THE TASK - Print the entries that appear below, exactly as written and without their pictures.
** BEGIN STORED DATA **
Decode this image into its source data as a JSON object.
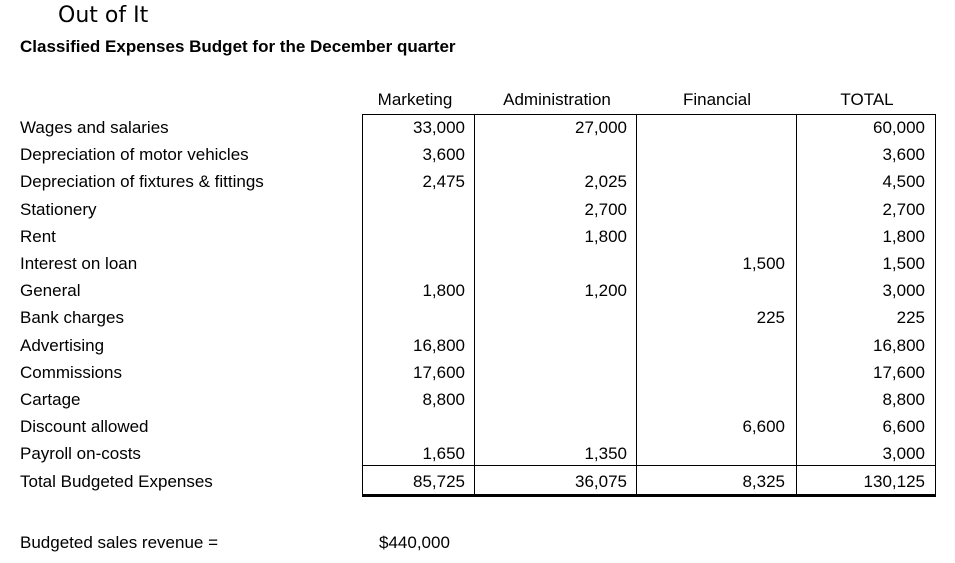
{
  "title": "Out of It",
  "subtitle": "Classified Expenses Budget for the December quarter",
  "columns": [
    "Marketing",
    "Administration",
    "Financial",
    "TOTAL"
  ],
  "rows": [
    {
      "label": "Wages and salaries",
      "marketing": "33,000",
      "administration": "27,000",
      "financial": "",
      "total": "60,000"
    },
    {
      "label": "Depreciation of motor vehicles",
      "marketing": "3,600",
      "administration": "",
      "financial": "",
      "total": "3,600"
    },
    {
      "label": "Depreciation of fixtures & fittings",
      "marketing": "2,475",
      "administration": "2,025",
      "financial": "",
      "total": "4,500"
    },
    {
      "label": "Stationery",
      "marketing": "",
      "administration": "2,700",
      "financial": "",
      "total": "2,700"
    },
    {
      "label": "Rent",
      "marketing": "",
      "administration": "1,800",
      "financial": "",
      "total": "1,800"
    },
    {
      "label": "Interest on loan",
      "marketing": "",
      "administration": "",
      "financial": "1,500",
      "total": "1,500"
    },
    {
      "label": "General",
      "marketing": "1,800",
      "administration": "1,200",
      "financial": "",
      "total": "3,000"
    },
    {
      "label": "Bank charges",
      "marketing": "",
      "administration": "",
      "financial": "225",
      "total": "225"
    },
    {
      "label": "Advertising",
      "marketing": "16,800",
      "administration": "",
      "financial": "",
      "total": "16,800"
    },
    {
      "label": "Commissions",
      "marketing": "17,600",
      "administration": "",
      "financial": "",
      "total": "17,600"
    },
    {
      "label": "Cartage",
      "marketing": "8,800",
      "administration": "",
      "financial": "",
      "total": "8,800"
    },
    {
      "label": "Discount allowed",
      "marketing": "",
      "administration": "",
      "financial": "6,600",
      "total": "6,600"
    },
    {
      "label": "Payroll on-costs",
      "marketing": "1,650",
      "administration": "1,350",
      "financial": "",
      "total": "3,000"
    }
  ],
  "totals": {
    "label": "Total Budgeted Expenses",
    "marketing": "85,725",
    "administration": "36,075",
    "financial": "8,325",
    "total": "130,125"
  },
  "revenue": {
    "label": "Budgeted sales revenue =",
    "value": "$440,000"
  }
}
** END STORED DATA **
COMPLETE RESPONSE -
Decode this image into its source data as a JSON object.
{
  "title": "Out of It",
  "subtitle": "Classified Expenses Budget for the December quarter",
  "columns": [
    "Marketing",
    "Administration",
    "Financial",
    "TOTAL"
  ],
  "rows": [
    {
      "label": "Wages and salaries",
      "marketing": "33,000",
      "administration": "27,000",
      "financial": "",
      "total": "60,000"
    },
    {
      "label": "Depreciation of motor vehicles",
      "marketing": "3,600",
      "administration": "",
      "financial": "",
      "total": "3,600"
    },
    {
      "label": "Depreciation of fixtures & fittings",
      "marketing": "2,475",
      "administration": "2,025",
      "financial": "",
      "total": "4,500"
    },
    {
      "label": "Stationery",
      "marketing": "",
      "administration": "2,700",
      "financial": "",
      "total": "2,700"
    },
    {
      "label": "Rent",
      "marketing": "",
      "administration": "1,800",
      "financial": "",
      "total": "1,800"
    },
    {
      "label": "Interest on loan",
      "marketing": "",
      "administration": "",
      "financial": "1,500",
      "total": "1,500"
    },
    {
      "label": "General",
      "marketing": "1,800",
      "administration": "1,200",
      "financial": "",
      "total": "3,000"
    },
    {
      "label": "Bank charges",
      "marketing": "",
      "administration": "",
      "financial": "225",
      "total": "225"
    },
    {
      "label": "Advertising",
      "marketing": "16,800",
      "administration": "",
      "financial": "",
      "total": "16,800"
    },
    {
      "label": "Commissions",
      "marketing": "17,600",
      "administration": "",
      "financial": "",
      "total": "17,600"
    },
    {
      "label": "Cartage",
      "marketing": "8,800",
      "administration": "",
      "financial": "",
      "total": "8,800"
    },
    {
      "label": "Discount allowed",
      "marketing": "",
      "administration": "",
      "financial": "6,600",
      "total": "6,600"
    },
    {
      "label": "Payroll on-costs",
      "marketing": "1,650",
      "administration": "1,350",
      "financial": "",
      "total": "3,000"
    }
  ],
  "totals": {
    "label": "Total Budgeted Expenses",
    "marketing": "85,725",
    "administration": "36,075",
    "financial": "8,325",
    "total": "130,125"
  },
  "revenue": {
    "label": "Budgeted sales revenue =",
    "value": "$440,000"
  }
}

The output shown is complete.